Exercise brief
Pictures are not part of the copy; repeat everything else in the records exactly.

--- Start Provided data ---

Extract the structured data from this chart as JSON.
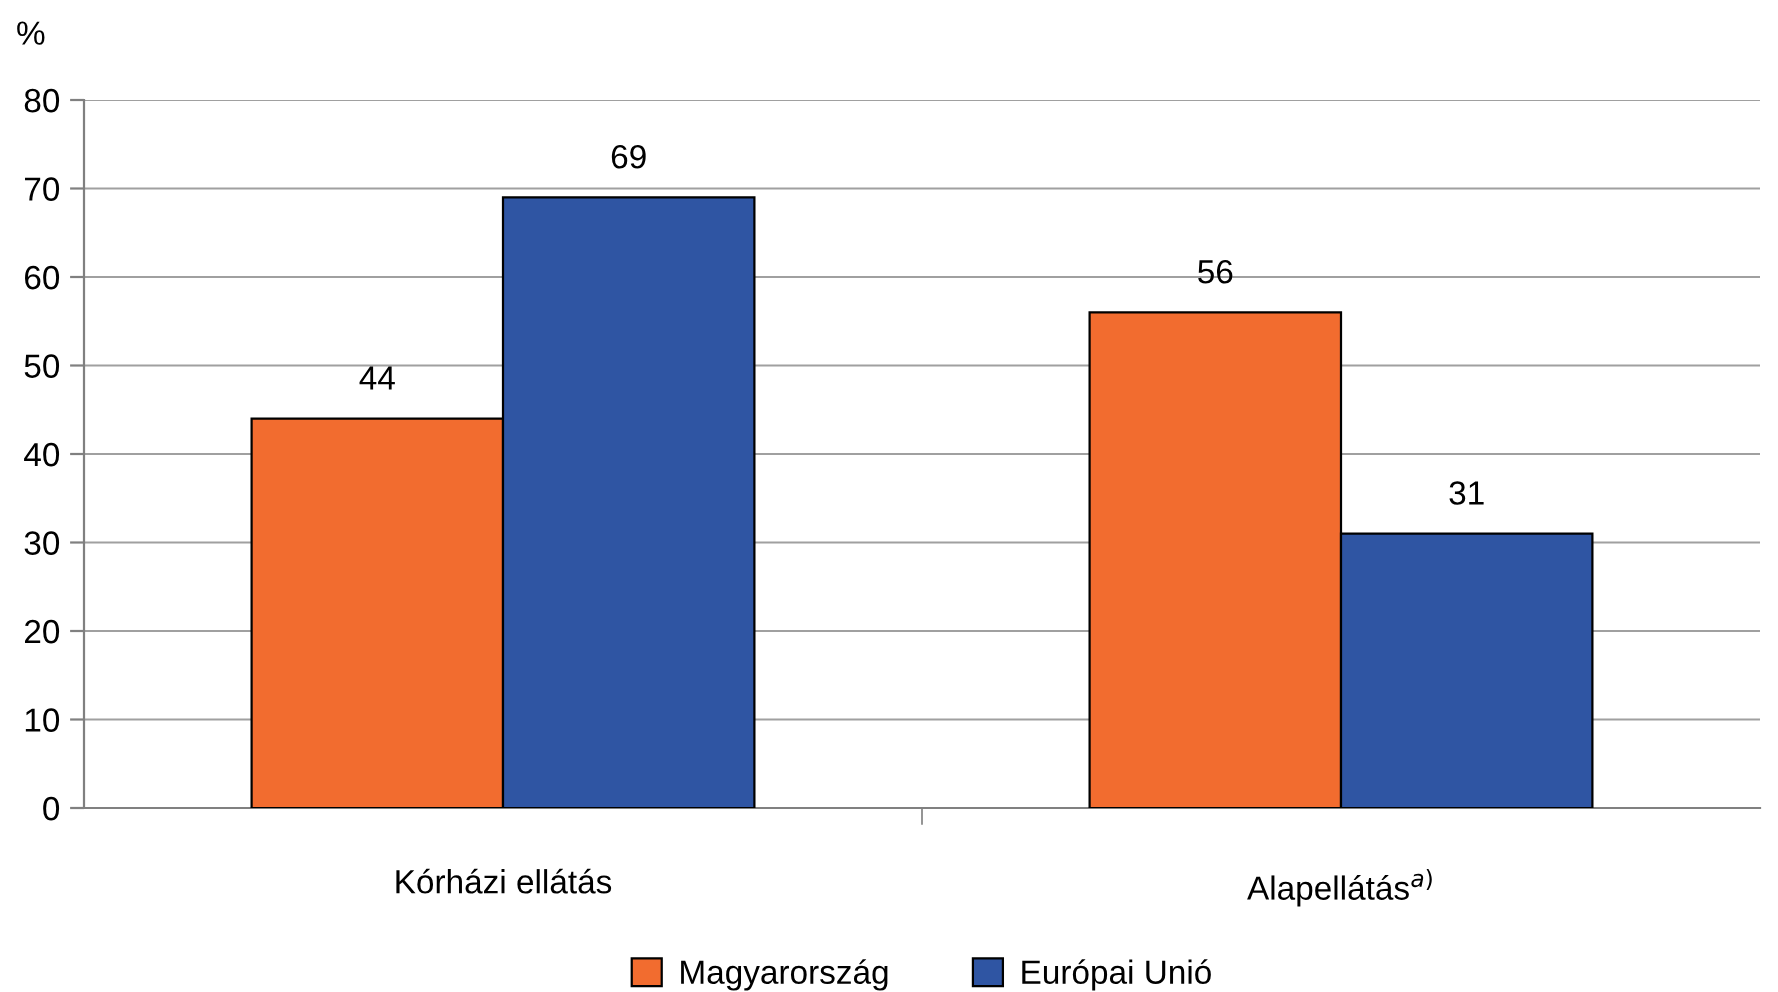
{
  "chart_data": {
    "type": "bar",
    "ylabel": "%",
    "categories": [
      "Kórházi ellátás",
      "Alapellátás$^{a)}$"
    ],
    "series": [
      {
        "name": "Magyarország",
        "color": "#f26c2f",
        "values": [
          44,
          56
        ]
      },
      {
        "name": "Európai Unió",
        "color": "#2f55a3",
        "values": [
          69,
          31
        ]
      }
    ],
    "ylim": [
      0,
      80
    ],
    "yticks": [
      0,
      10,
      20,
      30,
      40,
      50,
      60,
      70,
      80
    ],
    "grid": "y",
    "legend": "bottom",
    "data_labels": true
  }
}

--- End Provided data ---

Result of the task
Extract the structured data from this chart as JSON.
{
  "chart_data": {
    "type": "bar",
    "ylabel": "%",
    "categories": [
      "Kórházi ellátás",
      "Alapellátás$^{a)}$"
    ],
    "series": [
      {
        "name": "Magyarország",
        "color": "#f26c2f",
        "values": [
          44,
          56
        ]
      },
      {
        "name": "Európai Unió",
        "color": "#2f55a3",
        "values": [
          69,
          31
        ]
      }
    ],
    "ylim": [
      0,
      80
    ],
    "yticks": [
      0,
      10,
      20,
      30,
      40,
      50,
      60,
      70,
      80
    ],
    "grid": "y",
    "legend": "bottom",
    "data_labels": true
  }
}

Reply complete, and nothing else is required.